[START Exercise materials]

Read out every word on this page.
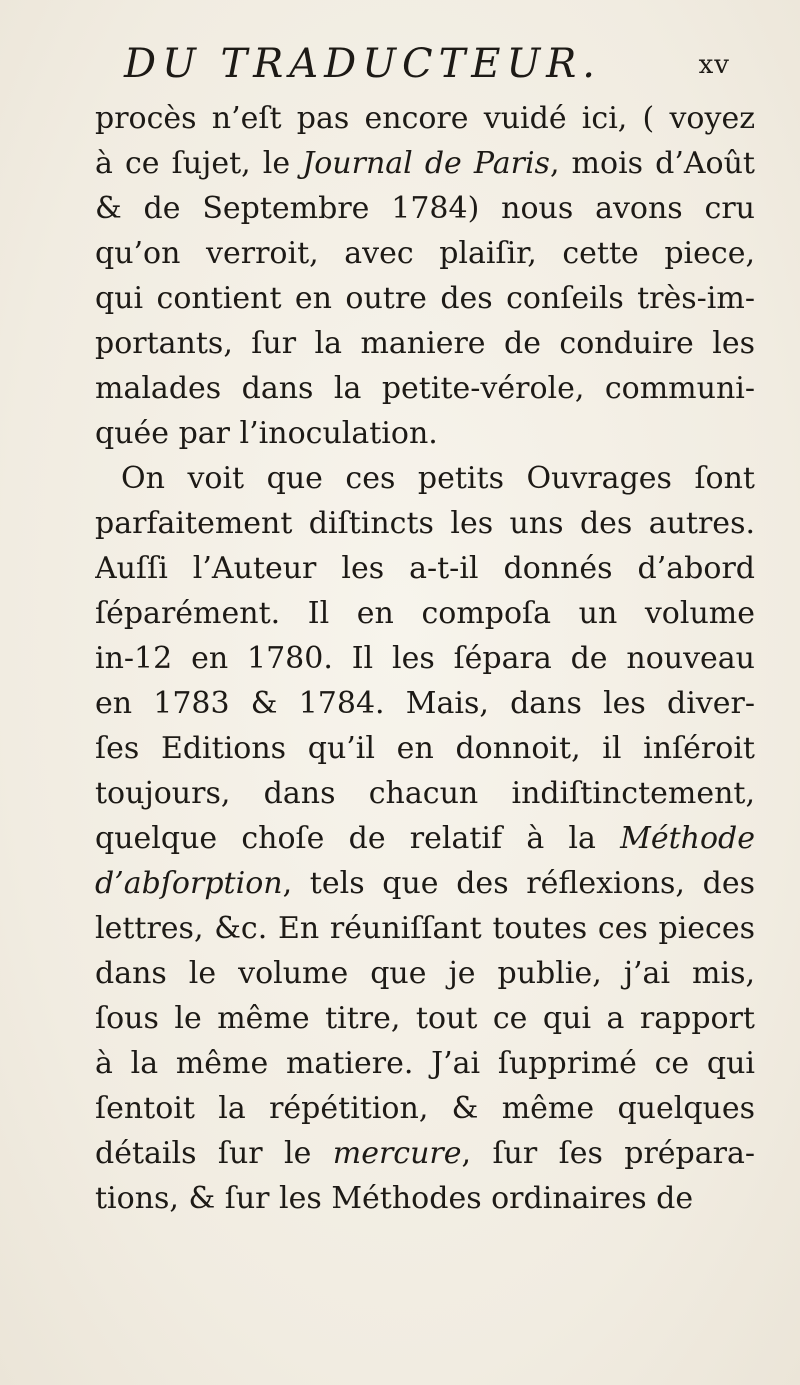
DU TRADUCTEUR.	xv
procès n’eſt pas encore vuidé ici, ( voyez
à ce ſujet, le Journal de Paris, mois d’Août
& de Septembre 1784) nous avons cru
qu’on verroit, avec plaiſir, cette piece,
qui contient en outre des conſeils très-im-
portants, ſur la maniere de conduire les
malades dans la petite-vérole, communi-
quée par l’inoculation.
On voit que ces petits Ouvrages ſont
parfaitement diſtincts les uns des autres.
Auſſi l’Auteur les a-t-il donnés d’abord
ſéparément. Il en compoſa un volume
in-12 en 1780. Il les ſépara de nouveau
en 1783 & 1784. Mais, dans les diver-
ſes Editions qu’il en donnoit, il inſéroit
toujours, dans chacun indiſtinctement,
quelque choſe de relatif à la Méthode
d’abſorption, tels que des réflexions, des
lettres, &c. En réuniſſant toutes ces pieces
dans le volume que je publie, j’ai mis,
ſous le même titre, tout ce qui a rapport
à la même matiere. J’ai ſupprimé ce qui
ſentoit la répétition, & même quelques
détails ſur le mercure, ſur ſes prépara-
tions, & ſur les Méthodes ordinaires de
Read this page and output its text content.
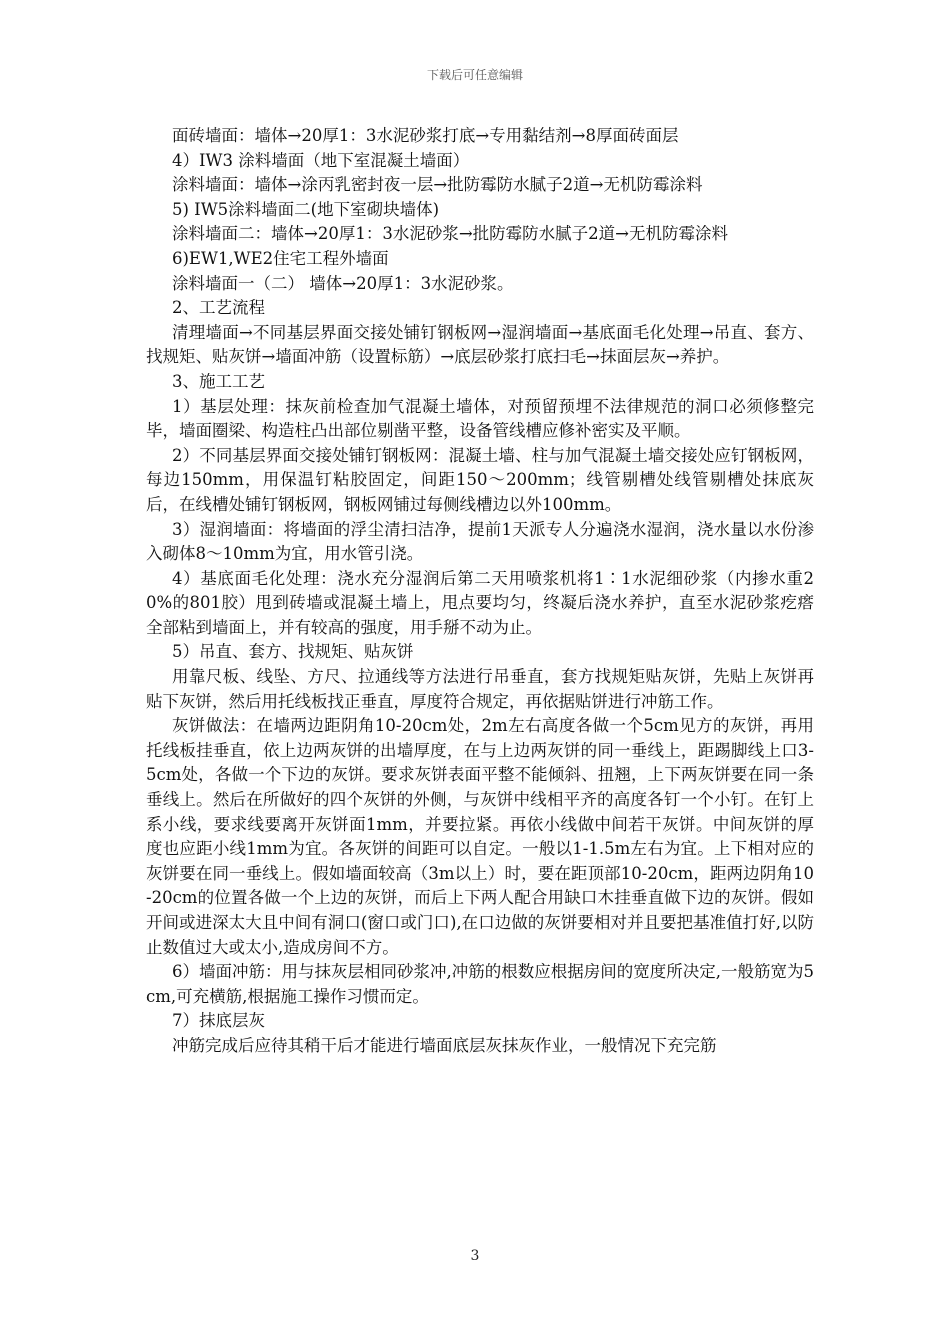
下载后可任意编辑

面砖墙面：墙体→20厚1：3水泥砂浆打底→专用黏结剂→8厚面砖面层

4）IW3 涂料墙面（地下室混凝土墙面）

涂料墙面：墙体→涂丙乳密封夜一层→批防霉防水腻子2道→无机防霉涂料

5) IW5涂料墙面二(地下室砌块墙体)

涂料墙面二：墙体→20厚1：3水泥砂浆→批防霉防水腻子2道→无机防霉涂料

6)EW1,WE2住宅工程外墙面

涂料墙面一（二） 墙体→20厚1：3水泥砂浆。

2、工艺流程

清理墙面→不同基层界面交接处铺钉钢板网→湿润墙面→基底面毛化处理→吊直、套方、找规矩、贴灰饼→墙面冲筋（设置标筋）→底层砂浆打底扫毛→抹面层灰→养护。

3、施工工艺

1）基层处理：抹灰前检查加气混凝土墙体，对预留预埋不法律规范的洞口必须修整完毕，墙面圈梁、构造柱凸出部位剔凿平整，设备管线槽应修补密实及平顺。

2）不同基层界面交接处铺钉钢板网：混凝土墙、柱与加气混凝土墙交接处应钉钢板网，每边150mm，用保温钉粘胶固定，间距150～200mm；线管剔槽处线管剔槽处抹底灰后，在线槽处铺钉钢板网，钢板网铺过每侧线槽边以外100mm。

3）湿润墙面：将墙面的浮尘清扫洁净，提前1天派专人分遍浇水湿润，浇水量以水份渗入砌体8～10mm为宜，用水管引浇。

4）基底面毛化处理：浇水充分湿润后第二天用喷浆机将1∶1水泥细砂浆（内掺水重20%的801胶）甩到砖墙或混凝土墙上，甩点要均匀，终凝后浇水养护，直至水泥砂浆疙瘩全部粘到墙面上，并有较高的强度，用手掰不动为止。

5）吊直、套方、找规矩、贴灰饼

用靠尺板、线坠、方尺、拉通线等方法进行吊垂直，套方找规矩贴灰饼，先贴上灰饼再贴下灰饼，然后用托线板找正垂直，厚度符合规定，再依据贴饼进行冲筋工作。

灰饼做法：在墙两边距阴角10-20cm处，2m左右高度各做一个5cm见方的灰饼，再用托线板挂垂直，依上边两灰饼的出墙厚度，在与上边两灰饼的同一垂线上，距踢脚线上口3-5cm处，各做一个下边的灰饼。要求灰饼表面平整不能倾斜、扭翘，上下两灰饼要在同一条垂线上。然后在所做好的四个灰饼的外侧，与灰饼中线相平齐的高度各钉一个小钉。在钉上系小线，要求线要离开灰饼面1mm，并要拉紧。再依小线做中间若干灰饼。中间灰饼的厚度也应距小线1mm为宜。各灰饼的间距可以自定。一般以1-1.5m左右为宜。上下相对应的灰饼要在同一垂线上。假如墙面较高（3m以上）时，要在距顶部10-20cm，距两边阴角10-20cm的位置各做一个上边的灰饼，而后上下两人配合用缺口木挂垂直做下边的灰饼。假如开间或进深太大且中间有洞口(窗口或门口),在口边做的灰饼要相对并且要把基准值打好,以防止数值过大或太小,造成房间不方。

6）墙面冲筋：用与抹灰层相同砂浆冲,冲筋的根数应根据房间的宽度所决定,一般筋宽为5cm,可充横筋,根据施工操作习惯而定。

7）抹底层灰

冲筋完成后应待其稍干后才能进行墙面底层灰抹灰作业，一般情况下充完筋

3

[END Exercise materials]

Go through the records. Copy each line where "墙面冲筋" appears.

清理墙面→不同基层界面交接处铺钉钢板网→湿润墙面→基底面毛化处理→吊直、套方、找规矩、贴灰饼→墙面冲筋（设置标筋）→底层砂浆打底扫毛→抹面层灰→养护。
6）墙面冲筋：用与抹灰层相同砂浆冲,冲筋的根数应根据房间的宽度所决定,一般筋宽为5cm,可充横筋,根据施工操作习惯而定。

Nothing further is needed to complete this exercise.